====== Records for this exercise ======
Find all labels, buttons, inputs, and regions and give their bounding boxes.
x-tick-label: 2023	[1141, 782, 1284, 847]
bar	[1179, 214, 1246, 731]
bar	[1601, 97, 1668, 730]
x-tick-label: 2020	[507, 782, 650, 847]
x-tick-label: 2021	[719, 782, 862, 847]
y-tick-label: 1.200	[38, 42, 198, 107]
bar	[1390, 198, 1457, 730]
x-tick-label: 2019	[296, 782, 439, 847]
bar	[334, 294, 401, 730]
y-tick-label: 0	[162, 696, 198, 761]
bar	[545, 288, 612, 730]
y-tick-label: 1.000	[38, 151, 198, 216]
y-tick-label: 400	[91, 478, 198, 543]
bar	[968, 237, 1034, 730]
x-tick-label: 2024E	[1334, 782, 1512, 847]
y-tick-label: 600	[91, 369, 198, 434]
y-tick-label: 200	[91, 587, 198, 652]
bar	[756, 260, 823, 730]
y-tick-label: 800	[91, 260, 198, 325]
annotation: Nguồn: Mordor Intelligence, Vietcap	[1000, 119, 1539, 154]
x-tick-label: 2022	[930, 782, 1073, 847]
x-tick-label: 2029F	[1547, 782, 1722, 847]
======
Can you copy every line of the records above, unchanged?

* _Result_
Find all labels, buttons, inputs, and regions and give their bounding boxes.
x-tick-label: 2023	[1141, 782, 1284, 847]
bar	[1179, 214, 1246, 731]
bar	[1601, 97, 1668, 730]
x-tick-label: 2020	[507, 782, 650, 847]
x-tick-label: 2021	[719, 782, 862, 847]
y-tick-label: 1.200	[38, 42, 198, 107]
bar	[1390, 198, 1457, 730]
x-tick-label: 2019	[296, 782, 439, 847]
bar	[334, 294, 401, 730]
y-tick-label: 0	[162, 696, 198, 761]
bar	[545, 288, 612, 730]
y-tick-label: 1.000	[38, 151, 198, 216]
y-tick-label: 400	[91, 478, 198, 543]
bar	[968, 237, 1034, 730]
x-tick-label: 2024E	[1334, 782, 1512, 847]
y-tick-label: 600	[91, 369, 198, 434]
y-tick-label: 200	[91, 587, 198, 652]
bar	[756, 260, 823, 730]
y-tick-label: 800	[91, 260, 198, 325]
annotation: Nguồn: Mordor Intelligence, Vietcap	[1000, 119, 1539, 154]
x-tick-label: 2022	[930, 782, 1073, 847]
x-tick-label: 2029F	[1547, 782, 1722, 847]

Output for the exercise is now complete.